> **The input**:
■ ■ ■ ■

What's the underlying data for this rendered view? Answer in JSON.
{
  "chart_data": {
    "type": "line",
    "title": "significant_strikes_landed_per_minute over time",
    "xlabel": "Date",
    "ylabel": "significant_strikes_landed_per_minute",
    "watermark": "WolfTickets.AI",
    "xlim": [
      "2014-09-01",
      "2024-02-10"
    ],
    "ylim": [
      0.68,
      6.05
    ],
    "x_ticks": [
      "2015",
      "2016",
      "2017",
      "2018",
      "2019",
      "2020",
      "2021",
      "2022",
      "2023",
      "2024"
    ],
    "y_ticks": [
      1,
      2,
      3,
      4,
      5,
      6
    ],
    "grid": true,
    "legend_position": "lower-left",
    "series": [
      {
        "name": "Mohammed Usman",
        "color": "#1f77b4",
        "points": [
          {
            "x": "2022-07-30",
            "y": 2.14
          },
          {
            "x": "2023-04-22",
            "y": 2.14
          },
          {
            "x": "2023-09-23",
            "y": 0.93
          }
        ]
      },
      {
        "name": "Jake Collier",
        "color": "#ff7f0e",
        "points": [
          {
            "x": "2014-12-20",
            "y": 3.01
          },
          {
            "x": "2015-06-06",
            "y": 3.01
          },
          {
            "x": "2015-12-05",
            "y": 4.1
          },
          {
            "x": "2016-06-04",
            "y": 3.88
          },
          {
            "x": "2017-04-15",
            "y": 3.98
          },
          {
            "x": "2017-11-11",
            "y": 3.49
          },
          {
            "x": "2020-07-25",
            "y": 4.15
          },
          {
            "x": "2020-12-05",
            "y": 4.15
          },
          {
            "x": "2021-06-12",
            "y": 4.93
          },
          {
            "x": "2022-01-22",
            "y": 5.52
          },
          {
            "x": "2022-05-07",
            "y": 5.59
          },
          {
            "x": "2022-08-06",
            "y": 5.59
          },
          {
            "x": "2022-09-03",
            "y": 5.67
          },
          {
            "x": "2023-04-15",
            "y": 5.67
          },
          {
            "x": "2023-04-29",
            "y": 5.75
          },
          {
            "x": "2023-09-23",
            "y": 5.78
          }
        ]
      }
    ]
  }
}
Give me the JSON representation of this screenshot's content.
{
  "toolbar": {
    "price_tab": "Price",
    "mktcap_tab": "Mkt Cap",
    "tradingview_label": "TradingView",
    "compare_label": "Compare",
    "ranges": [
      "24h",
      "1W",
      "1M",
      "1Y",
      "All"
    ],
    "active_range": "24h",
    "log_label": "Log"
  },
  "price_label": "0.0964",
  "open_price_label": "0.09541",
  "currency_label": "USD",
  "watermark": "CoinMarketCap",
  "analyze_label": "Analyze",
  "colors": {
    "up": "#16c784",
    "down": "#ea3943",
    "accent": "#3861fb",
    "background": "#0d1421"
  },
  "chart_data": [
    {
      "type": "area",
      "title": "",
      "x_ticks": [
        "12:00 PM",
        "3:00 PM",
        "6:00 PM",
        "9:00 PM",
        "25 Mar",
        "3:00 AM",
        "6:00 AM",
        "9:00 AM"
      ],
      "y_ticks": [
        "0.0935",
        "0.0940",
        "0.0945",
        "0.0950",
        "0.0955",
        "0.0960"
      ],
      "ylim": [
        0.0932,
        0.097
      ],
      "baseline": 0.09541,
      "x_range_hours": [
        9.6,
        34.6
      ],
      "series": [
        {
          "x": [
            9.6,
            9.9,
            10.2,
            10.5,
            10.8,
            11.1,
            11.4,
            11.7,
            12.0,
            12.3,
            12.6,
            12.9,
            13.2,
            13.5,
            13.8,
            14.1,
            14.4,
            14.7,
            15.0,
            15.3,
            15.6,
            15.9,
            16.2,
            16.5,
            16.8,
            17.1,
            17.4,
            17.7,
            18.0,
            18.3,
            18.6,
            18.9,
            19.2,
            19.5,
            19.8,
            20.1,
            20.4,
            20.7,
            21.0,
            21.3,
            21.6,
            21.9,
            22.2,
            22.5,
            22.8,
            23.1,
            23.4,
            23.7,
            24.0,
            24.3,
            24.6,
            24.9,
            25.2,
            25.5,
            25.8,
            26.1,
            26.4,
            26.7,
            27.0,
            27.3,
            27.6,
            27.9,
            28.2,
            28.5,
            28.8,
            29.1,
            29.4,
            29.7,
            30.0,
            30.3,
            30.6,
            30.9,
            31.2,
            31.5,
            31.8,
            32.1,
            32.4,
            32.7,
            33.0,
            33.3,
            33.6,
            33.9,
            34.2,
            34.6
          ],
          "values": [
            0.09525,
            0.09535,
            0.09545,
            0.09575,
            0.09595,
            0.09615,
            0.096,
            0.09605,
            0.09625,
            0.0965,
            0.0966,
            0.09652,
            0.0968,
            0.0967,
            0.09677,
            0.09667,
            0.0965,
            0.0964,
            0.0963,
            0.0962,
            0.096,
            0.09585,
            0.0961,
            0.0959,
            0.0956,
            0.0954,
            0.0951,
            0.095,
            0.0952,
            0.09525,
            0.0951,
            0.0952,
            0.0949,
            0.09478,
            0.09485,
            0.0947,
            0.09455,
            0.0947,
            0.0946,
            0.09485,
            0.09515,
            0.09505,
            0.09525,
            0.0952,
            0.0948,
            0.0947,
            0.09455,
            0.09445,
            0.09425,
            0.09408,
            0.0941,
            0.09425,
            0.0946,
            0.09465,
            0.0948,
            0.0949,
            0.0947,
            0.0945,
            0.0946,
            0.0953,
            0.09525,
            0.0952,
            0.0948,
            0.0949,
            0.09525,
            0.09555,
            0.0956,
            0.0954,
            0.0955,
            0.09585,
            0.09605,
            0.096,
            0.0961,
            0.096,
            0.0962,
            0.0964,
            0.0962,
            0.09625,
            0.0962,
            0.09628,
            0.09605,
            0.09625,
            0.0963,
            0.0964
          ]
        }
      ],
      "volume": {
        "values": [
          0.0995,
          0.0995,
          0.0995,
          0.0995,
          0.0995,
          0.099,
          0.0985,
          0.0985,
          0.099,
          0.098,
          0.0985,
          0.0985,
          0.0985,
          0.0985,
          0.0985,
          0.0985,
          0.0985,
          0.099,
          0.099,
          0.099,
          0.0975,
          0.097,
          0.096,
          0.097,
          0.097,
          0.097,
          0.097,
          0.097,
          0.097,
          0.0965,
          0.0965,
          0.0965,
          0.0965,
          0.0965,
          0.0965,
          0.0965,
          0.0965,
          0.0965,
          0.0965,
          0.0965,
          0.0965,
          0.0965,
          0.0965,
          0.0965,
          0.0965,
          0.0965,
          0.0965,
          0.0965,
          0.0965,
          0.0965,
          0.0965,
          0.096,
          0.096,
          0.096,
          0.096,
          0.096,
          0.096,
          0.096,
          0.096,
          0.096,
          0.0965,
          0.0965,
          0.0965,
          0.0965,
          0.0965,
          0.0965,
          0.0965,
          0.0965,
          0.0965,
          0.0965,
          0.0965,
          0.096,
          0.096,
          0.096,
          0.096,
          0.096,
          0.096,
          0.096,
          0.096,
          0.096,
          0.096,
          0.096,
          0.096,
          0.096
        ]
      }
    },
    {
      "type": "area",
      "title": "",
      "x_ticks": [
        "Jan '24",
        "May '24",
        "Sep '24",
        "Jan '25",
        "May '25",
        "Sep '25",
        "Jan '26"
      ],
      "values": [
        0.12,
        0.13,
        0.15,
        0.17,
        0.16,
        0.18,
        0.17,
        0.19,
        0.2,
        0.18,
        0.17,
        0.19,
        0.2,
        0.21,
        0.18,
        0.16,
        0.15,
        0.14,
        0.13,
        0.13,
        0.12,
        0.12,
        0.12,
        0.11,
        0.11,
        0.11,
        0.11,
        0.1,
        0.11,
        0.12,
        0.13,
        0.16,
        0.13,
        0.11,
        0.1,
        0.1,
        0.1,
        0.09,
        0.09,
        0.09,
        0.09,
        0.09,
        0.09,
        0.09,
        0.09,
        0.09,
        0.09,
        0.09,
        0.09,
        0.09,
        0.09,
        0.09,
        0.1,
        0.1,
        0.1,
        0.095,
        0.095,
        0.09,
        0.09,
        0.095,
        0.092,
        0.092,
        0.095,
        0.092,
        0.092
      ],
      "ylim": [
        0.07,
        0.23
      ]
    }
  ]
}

■ ■ ■ ■

Each line above that holds the string "this" should be copied and shown.

What's the underlying data for this rendered view? Answer in JSON.
Give me the JSON representation of this screenshot's content.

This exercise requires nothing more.